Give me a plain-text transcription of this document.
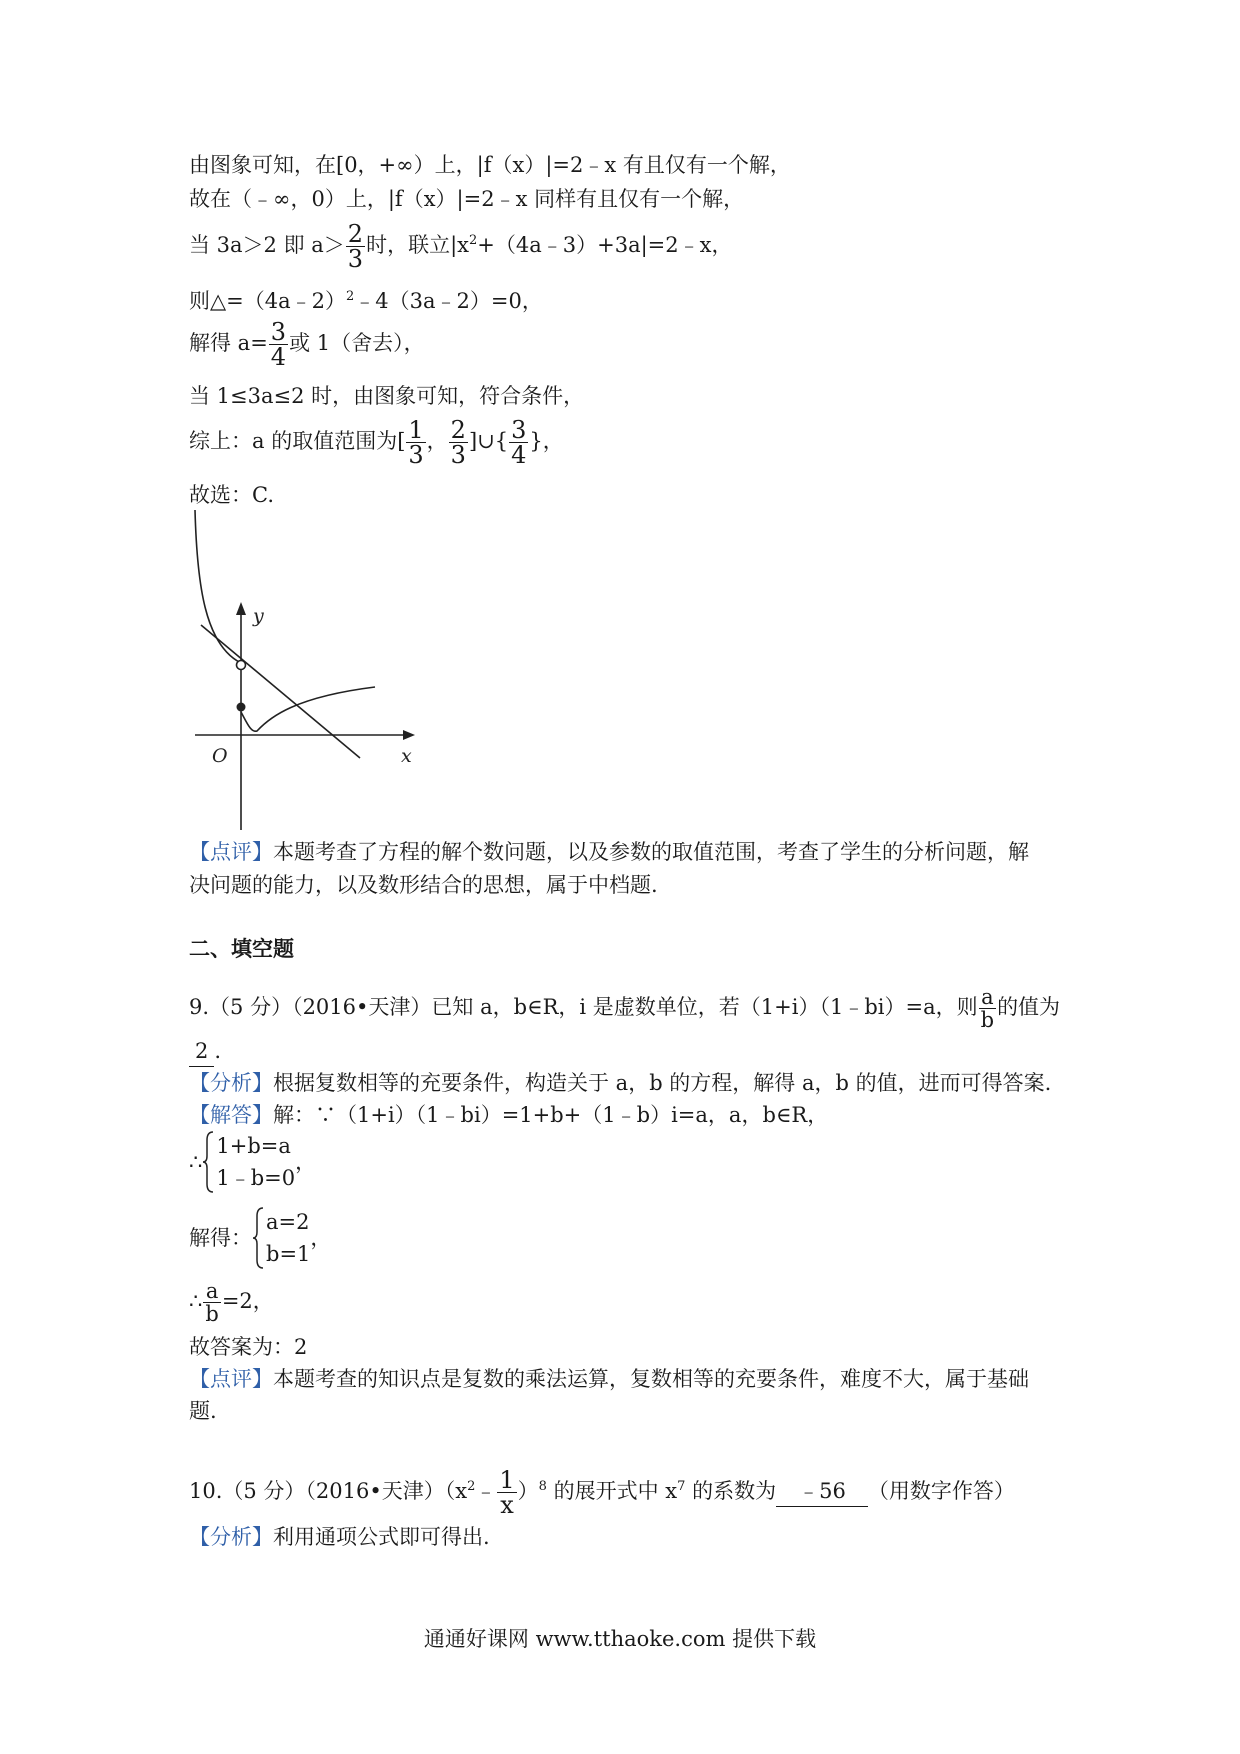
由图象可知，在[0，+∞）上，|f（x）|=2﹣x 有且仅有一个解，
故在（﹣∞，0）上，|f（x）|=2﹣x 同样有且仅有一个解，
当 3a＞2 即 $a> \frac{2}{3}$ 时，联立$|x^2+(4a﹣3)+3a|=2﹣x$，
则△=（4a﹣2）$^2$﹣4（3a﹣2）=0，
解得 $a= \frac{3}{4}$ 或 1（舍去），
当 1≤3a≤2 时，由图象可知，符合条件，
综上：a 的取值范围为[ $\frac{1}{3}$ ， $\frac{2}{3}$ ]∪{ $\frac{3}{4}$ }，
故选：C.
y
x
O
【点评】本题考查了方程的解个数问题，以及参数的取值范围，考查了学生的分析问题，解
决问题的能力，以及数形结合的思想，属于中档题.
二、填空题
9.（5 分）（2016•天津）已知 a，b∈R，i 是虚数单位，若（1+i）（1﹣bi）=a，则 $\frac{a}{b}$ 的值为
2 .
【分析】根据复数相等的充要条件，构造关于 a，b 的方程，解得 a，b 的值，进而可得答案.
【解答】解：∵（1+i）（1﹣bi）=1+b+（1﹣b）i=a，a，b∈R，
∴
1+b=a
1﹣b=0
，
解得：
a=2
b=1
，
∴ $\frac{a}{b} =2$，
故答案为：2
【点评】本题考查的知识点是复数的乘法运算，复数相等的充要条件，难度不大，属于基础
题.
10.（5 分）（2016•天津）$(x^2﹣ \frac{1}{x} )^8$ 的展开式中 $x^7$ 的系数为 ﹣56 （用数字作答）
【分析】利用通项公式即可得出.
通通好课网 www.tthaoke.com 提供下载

---

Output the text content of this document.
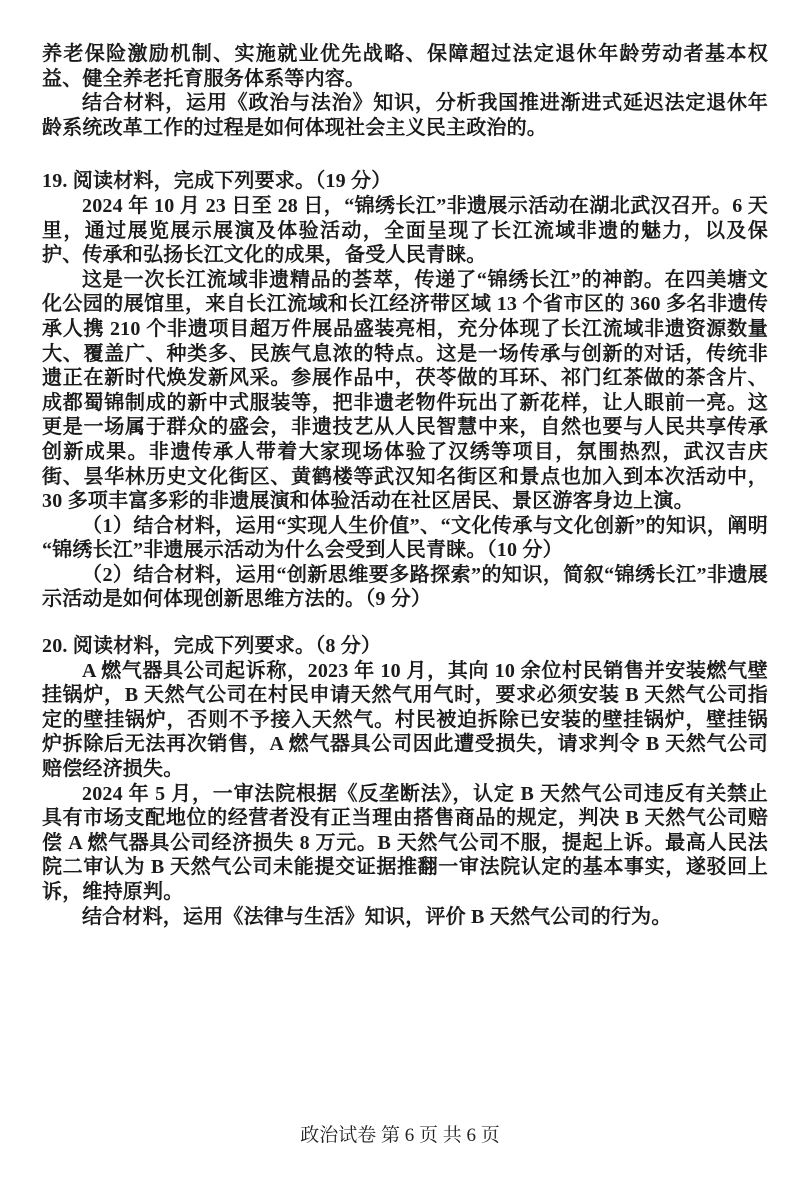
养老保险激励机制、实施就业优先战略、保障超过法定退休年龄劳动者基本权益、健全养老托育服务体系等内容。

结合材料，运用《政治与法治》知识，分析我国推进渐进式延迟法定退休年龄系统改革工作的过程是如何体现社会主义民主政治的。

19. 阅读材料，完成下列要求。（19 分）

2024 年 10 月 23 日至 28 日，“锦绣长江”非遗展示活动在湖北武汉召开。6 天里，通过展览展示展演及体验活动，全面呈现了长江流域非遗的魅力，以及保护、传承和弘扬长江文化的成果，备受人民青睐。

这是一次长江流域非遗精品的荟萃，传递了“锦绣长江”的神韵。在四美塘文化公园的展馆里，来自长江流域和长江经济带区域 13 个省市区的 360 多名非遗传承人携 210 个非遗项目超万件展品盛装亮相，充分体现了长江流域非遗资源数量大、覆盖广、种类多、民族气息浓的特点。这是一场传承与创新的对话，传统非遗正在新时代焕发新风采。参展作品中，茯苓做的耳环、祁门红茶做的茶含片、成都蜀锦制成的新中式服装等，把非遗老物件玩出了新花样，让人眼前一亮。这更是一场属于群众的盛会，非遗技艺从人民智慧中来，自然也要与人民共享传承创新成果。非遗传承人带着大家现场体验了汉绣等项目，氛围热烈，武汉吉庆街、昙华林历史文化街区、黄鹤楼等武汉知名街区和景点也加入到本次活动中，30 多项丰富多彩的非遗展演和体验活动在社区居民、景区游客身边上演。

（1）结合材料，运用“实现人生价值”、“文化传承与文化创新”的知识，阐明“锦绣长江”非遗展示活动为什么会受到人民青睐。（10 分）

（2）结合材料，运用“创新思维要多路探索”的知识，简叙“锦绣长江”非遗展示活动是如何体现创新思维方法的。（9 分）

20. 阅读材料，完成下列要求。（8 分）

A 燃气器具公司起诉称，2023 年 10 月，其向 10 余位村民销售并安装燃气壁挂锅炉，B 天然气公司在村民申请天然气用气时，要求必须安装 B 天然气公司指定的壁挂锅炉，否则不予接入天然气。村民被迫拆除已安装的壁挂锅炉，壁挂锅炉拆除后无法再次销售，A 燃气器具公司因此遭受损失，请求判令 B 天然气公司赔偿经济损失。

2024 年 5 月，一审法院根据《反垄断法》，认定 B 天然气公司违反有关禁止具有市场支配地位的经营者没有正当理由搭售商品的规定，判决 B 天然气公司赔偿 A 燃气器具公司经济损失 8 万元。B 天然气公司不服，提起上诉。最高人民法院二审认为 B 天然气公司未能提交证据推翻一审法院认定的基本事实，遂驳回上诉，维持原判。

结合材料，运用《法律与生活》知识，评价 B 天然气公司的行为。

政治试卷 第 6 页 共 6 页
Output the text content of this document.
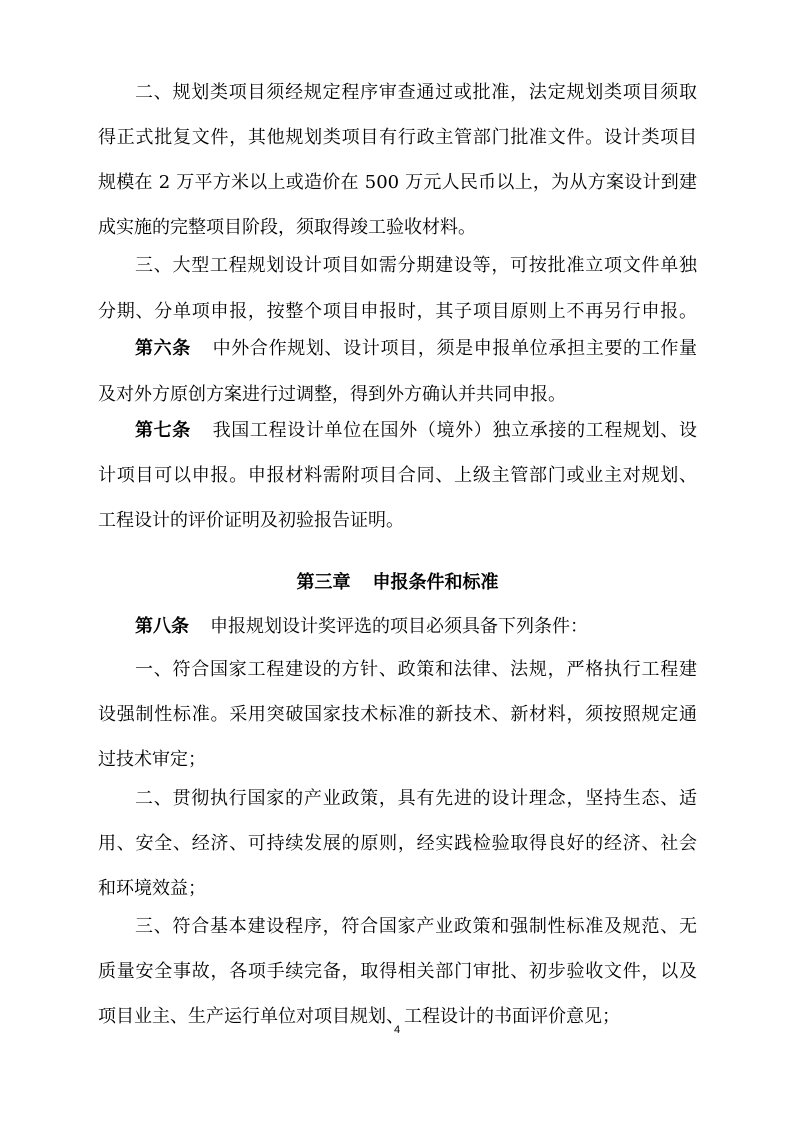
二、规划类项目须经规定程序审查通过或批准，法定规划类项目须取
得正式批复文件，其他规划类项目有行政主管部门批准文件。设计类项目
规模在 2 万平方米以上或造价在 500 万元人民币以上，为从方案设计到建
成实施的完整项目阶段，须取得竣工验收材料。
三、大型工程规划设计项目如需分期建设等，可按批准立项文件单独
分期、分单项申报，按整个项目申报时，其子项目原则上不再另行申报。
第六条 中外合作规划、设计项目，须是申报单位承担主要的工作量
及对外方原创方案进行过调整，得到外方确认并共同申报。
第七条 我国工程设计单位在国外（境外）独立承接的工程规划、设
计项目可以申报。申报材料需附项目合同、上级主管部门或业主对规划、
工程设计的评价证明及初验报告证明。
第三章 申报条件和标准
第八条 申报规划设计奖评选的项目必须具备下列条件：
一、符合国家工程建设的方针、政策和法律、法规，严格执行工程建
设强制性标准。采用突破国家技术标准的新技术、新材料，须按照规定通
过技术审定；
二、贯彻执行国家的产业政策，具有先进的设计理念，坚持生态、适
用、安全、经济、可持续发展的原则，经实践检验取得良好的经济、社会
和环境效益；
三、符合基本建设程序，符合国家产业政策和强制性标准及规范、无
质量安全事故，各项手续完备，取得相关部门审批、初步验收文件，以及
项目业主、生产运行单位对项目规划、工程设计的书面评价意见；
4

#### Required work:
Looking at the data above, how many lines hold the word "frac"? Respond with the number alone.

#### Answer:
6